◆ TASK DESCRIPTION
Return every record below exactly as written, but leave out the pictures.
___ INPUT FOR THIS TASK ___
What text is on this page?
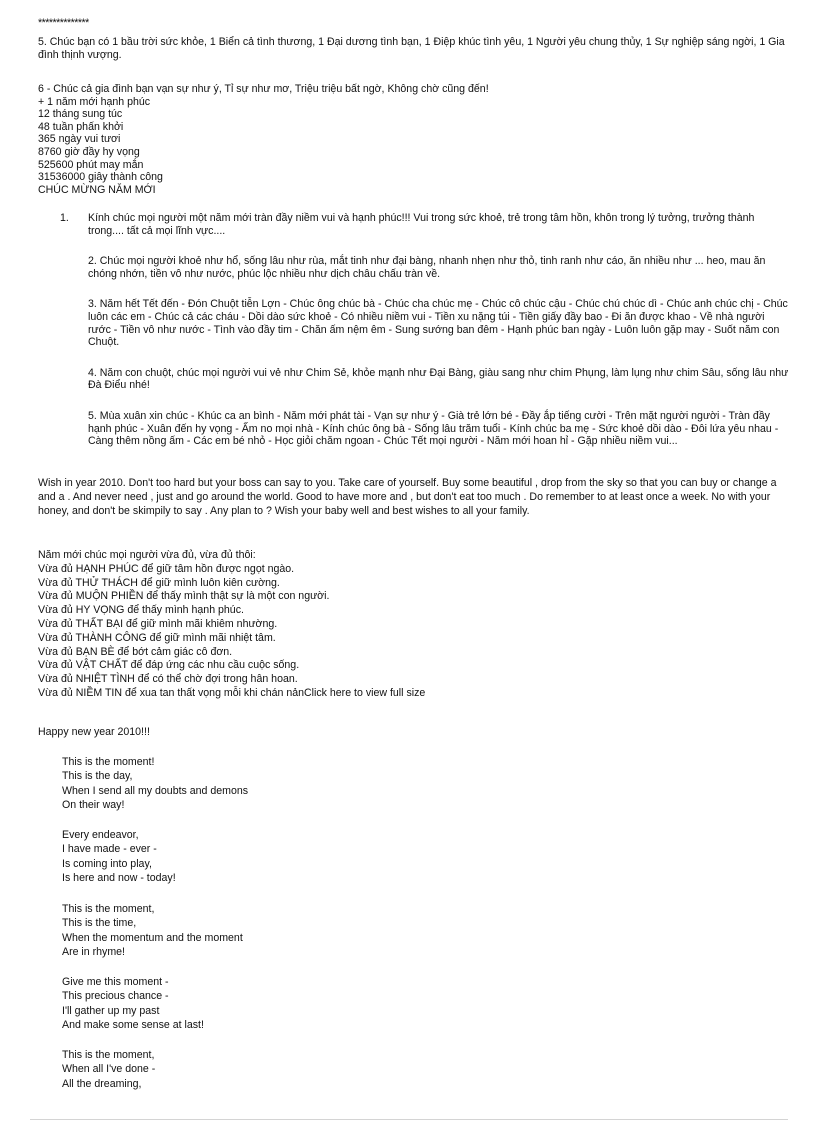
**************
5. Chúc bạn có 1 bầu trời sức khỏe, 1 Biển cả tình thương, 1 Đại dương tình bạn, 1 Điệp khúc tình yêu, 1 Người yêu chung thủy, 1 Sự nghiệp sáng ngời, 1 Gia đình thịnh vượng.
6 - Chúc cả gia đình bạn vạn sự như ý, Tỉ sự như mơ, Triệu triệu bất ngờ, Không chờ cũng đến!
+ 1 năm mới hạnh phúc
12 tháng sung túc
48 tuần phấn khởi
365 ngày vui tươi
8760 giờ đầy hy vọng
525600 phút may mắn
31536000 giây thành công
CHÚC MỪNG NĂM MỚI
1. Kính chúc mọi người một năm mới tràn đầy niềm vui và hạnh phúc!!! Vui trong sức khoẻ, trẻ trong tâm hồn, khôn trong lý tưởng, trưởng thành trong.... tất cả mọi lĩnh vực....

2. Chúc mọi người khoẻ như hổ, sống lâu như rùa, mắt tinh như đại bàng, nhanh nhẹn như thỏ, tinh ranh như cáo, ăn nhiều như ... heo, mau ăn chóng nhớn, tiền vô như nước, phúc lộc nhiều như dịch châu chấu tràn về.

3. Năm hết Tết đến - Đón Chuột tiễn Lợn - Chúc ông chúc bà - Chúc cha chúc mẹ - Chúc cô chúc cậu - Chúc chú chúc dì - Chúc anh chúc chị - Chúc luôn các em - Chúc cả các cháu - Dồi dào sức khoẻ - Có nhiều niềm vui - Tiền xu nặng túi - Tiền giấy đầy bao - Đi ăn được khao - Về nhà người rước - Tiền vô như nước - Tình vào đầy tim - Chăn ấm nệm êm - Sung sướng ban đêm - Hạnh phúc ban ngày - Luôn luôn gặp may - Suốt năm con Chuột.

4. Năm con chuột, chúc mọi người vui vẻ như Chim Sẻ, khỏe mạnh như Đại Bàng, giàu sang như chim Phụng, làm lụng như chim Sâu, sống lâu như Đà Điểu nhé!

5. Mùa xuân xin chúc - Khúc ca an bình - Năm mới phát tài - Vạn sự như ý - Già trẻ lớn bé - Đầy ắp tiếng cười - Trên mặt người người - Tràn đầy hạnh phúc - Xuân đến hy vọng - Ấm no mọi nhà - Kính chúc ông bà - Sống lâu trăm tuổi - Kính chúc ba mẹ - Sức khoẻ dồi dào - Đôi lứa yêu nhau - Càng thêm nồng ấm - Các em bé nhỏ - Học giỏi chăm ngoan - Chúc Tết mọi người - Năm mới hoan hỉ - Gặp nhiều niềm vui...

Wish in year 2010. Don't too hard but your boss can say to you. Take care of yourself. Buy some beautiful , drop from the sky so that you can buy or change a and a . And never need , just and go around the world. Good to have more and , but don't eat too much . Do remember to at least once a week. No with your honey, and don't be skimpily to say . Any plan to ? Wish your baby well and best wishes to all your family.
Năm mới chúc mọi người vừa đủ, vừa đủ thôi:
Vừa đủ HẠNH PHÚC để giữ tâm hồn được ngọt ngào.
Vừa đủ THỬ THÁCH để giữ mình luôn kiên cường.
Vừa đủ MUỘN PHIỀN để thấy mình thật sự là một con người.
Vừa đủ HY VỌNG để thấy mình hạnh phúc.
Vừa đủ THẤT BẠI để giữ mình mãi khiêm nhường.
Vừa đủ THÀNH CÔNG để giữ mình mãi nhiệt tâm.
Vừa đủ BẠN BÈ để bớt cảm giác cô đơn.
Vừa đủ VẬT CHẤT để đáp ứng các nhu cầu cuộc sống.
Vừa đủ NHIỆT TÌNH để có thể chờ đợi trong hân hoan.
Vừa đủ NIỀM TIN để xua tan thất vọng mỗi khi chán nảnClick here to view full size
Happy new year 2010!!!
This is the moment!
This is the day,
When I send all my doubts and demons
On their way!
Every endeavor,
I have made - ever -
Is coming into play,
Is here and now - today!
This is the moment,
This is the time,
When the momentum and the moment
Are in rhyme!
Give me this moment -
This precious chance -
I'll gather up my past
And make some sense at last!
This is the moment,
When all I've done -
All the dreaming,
___
◆ THE SOLUTION
What text is on this page?
**************
5. Chúc bạn có 1 bầu trời sức khỏe, 1 Biển cả tình thương, 1 Đại dương tình bạn, 1 Điệp khúc tình yêu, 1 Người yêu chung thủy, 1 Sự nghiệp sáng ngời, 1 Gia đình thịnh vượng.
6 - Chúc cả gia đình bạn vạn sự như ý, Tỉ sự như mơ, Triệu triệu bất ngờ, Không chờ cũng đến!
+ 1 năm mới hạnh phúc
12 tháng sung túc
48 tuần phấn khởi
365 ngày vui tươi
8760 giờ đầy hy vọng
525600 phút may mắn
31536000 giây thành công
CHÚC MỪNG NĂM MỚI
1. Kính chúc mọi người một năm mới tràn đầy niềm vui và hạnh phúc!!! Vui trong sức khoẻ, trẻ trong tâm hồn, khôn trong lý tưởng, trưởng thành trong.... tất cả mọi lĩnh vực....

2. Chúc mọi người khoẻ như hổ, sống lâu như rùa, mắt tinh như đại bàng, nhanh nhẹn như thỏ, tinh ranh như cáo, ăn nhiều như ... heo, mau ăn chóng nhớn, tiền vô như nước, phúc lộc nhiều như dịch châu chấu tràn về.

3. Năm hết Tết đến - Đón Chuột tiễn Lợn - Chúc ông chúc bà - Chúc cha chúc mẹ - Chúc cô chúc cậu - Chúc chú chúc dì - Chúc anh chúc chị - Chúc luôn các em - Chúc cả các cháu - Dồi dào sức khoẻ - Có nhiều niềm vui - Tiền xu nặng túi - Tiền giấy đầy bao - Đi ăn được khao - Về nhà người rước - Tiền vô như nước - Tình vào đầy tim - Chăn ấm nệm êm - Sung sướng ban đêm - Hạnh phúc ban ngày - Luôn luôn gặp may - Suốt năm con Chuột.

4. Năm con chuột, chúc mọi người vui vẻ như Chim Sẻ, khỏe mạnh như Đại Bàng, giàu sang như chim Phụng, làm lụng như chim Sâu, sống lâu như Đà Điểu nhé!

5. Mùa xuân xin chúc - Khúc ca an bình - Năm mới phát tài - Vạn sự như ý - Già trẻ lớn bé - Đầy ắp tiếng cười - Trên mặt người người - Tràn đầy hạnh phúc - Xuân đến hy vọng - Ấm no mọi nhà - Kính chúc ông bà - Sống lâu trăm tuổi - Kính chúc ba mẹ - Sức khoẻ dồi dào - Đôi lứa yêu nhau - Càng thêm nồng ấm - Các em bé nhỏ - Học giỏi chăm ngoan - Chúc Tết mọi người - Năm mới hoan hỉ - Gặp nhiều niềm vui...

Wish in year 2010. Don't too hard but your boss can say to you. Take care of yourself. Buy some beautiful , drop from the sky so that you can buy or change a and a . And never need , just and go around the world. Good to have more and , but don't eat too much . Do remember to at least once a week. No with your honey, and don't be skimpily to say . Any plan to ? Wish your baby well and best wishes to all your family.
Năm mới chúc mọi người vừa đủ, vừa đủ thôi:
Vừa đủ HẠNH PHÚC để giữ tâm hồn được ngọt ngào.
Vừa đủ THỬ THÁCH để giữ mình luôn kiên cường.
Vừa đủ MUỘN PHIỀN để thấy mình thật sự là một con người.
Vừa đủ HY VỌNG để thấy mình hạnh phúc.
Vừa đủ THẤT BẠI để giữ mình mãi khiêm nhường.
Vừa đủ THÀNH CÔNG để giữ mình mãi nhiệt tâm.
Vừa đủ BẠN BÈ để bớt cảm giác cô đơn.
Vừa đủ VẬT CHẤT để đáp ứng các nhu cầu cuộc sống.
Vừa đủ NHIỆT TÌNH để có thể chờ đợi trong hân hoan.
Vừa đủ NIỀM TIN để xua tan thất vọng mỗi khi chán nảnClick here to view full size
Happy new year 2010!!!
This is the moment!
This is the day,
When I send all my doubts and demons
On their way!
Every endeavor,
I have made - ever -
Is coming into play,
Is here and now - today!
This is the moment,
This is the time,
When the momentum and the moment
Are in rhyme!
Give me this moment -
This precious chance -
I'll gather up my past
And make some sense at last!
This is the moment,
When all I've done -
All the dreaming,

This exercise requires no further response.